MATERIAL PROVIDED
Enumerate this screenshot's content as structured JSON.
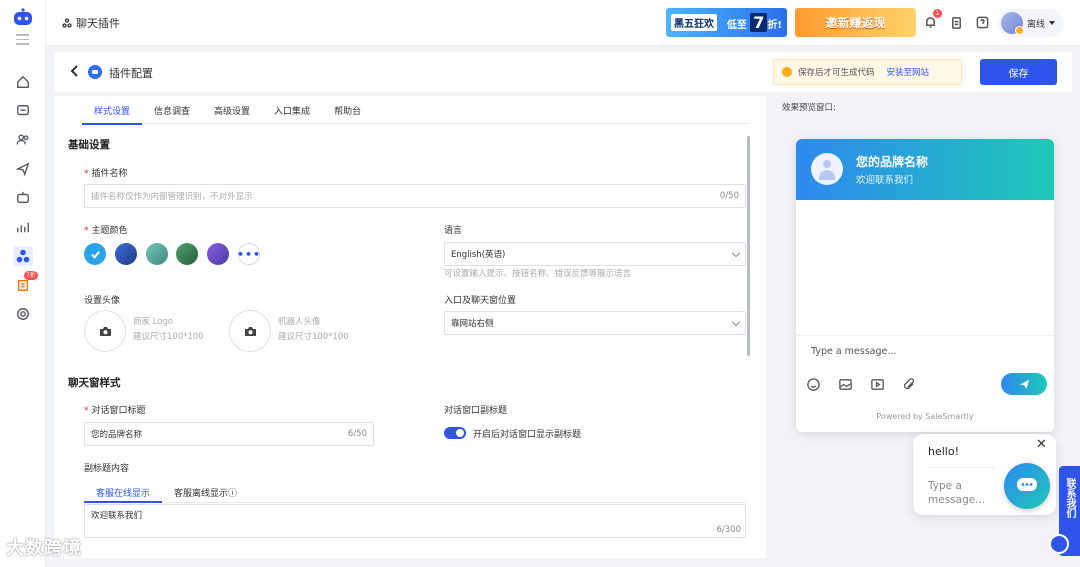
{
  "topbar": {
    "breadcrumb": "聊天插件",
    "promo1": {
      "tag": "黑五狂欢",
      "text": "低至",
      "number": "7",
      "suffix": "折!"
    },
    "promo2": "邀新赚返现",
    "notif_badge": "1",
    "user_status": "离线"
  },
  "header": {
    "title": "插件配置",
    "warning": "保存后才可生成代码",
    "install_link": "安装至网站",
    "save_label": "保存"
  },
  "tabs": [
    "样式设置",
    "信息调查",
    "高级设置",
    "入口集成",
    "帮助台"
  ],
  "basic": {
    "section_title": "基础设置",
    "plugin_name_label": "插件名称",
    "plugin_name_placeholder": "插件名称仅作为内部管理识别，不对外显示",
    "plugin_name_count": "0/50",
    "theme_color_label": "主题颜色",
    "theme_colors": [
      "#2aa3e8",
      "#2b4fa8",
      "#52a39a",
      "#2e7d4f",
      "#6a4fc9"
    ],
    "language_label": "语言",
    "language_value": "English(英语)",
    "language_hint": "可设置输入提示、按钮名称、错误反馈等展示语言",
    "avatar_label": "设置头像",
    "merchant_logo": "商家 Logo",
    "merchant_size": "建议尺寸100*100",
    "bot_avatar": "机器人头像",
    "bot_size": "建议尺寸100*100",
    "position_label": "入口及聊天窗位置",
    "position_value": "靠网站右侧"
  },
  "chat_style": {
    "section_title": "聊天窗样式",
    "title_label": "对话窗口标题",
    "title_value": "您的品牌名称",
    "title_count": "6/50",
    "subtitle_label": "对话窗口副标题",
    "subtitle_toggle_text": "开启后对话窗口显示副标题",
    "subtitle_content_label": "副标题内容",
    "subtabs": [
      "客服在线显示",
      "客服离线显示ⓘ"
    ],
    "subtitle_value": "欢迎联系我们",
    "subtitle_count": "6/300"
  },
  "preview": {
    "label": "效果预览窗口:",
    "brand": "您的品牌名称",
    "welcome": "欢迎联系我们",
    "type_placeholder": "Type a message...",
    "powered": "Powered by SaleSmartly",
    "bubble_hello": "hello!",
    "bubble_close": "✕",
    "bubble_placeholder": "Type a message...",
    "side_tab": "联系我们"
  },
  "sidebar": {
    "new_badge": "7折"
  },
  "watermark": "大数跨境"
}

STATED GOAL
The listing above must be printed again exactly, minus its pictures.

ANSWER BELOW
Enumerate this screenshot's content as structured JSON.
{
  "topbar": {
    "breadcrumb": "聊天插件",
    "promo1": {
      "tag": "黑五狂欢",
      "text": "低至",
      "number": "7",
      "suffix": "折!"
    },
    "promo2": "邀新赚返现",
    "notif_badge": "1",
    "user_status": "离线"
  },
  "header": {
    "title": "插件配置",
    "warning": "保存后才可生成代码",
    "install_link": "安装至网站",
    "save_label": "保存"
  },
  "tabs": [
    "样式设置",
    "信息调查",
    "高级设置",
    "入口集成",
    "帮助台"
  ],
  "basic": {
    "section_title": "基础设置",
    "plugin_name_label": "插件名称",
    "plugin_name_placeholder": "插件名称仅作为内部管理识别，不对外显示",
    "plugin_name_count": "0/50",
    "theme_color_label": "主题颜色",
    "theme_colors": [
      "#2aa3e8",
      "#2b4fa8",
      "#52a39a",
      "#2e7d4f",
      "#6a4fc9"
    ],
    "language_label": "语言",
    "language_value": "English(英语)",
    "language_hint": "可设置输入提示、按钮名称、错误反馈等展示语言",
    "avatar_label": "设置头像",
    "merchant_logo": "商家 Logo",
    "merchant_size": "建议尺寸100*100",
    "bot_avatar": "机器人头像",
    "bot_size": "建议尺寸100*100",
    "position_label": "入口及聊天窗位置",
    "position_value": "靠网站右侧"
  },
  "chat_style": {
    "section_title": "聊天窗样式",
    "title_label": "对话窗口标题",
    "title_value": "您的品牌名称",
    "title_count": "6/50",
    "subtitle_label": "对话窗口副标题",
    "subtitle_toggle_text": "开启后对话窗口显示副标题",
    "subtitle_content_label": "副标题内容",
    "subtabs": [
      "客服在线显示",
      "客服离线显示ⓘ"
    ],
    "subtitle_value": "欢迎联系我们",
    "subtitle_count": "6/300"
  },
  "preview": {
    "label": "效果预览窗口:",
    "brand": "您的品牌名称",
    "welcome": "欢迎联系我们",
    "type_placeholder": "Type a message...",
    "powered": "Powered by SaleSmartly",
    "bubble_hello": "hello!",
    "bubble_close": "✕",
    "bubble_placeholder": "Type a message...",
    "side_tab": "联系我们"
  },
  "sidebar": {
    "new_badge": "7折"
  },
  "watermark": "大数跨境"
}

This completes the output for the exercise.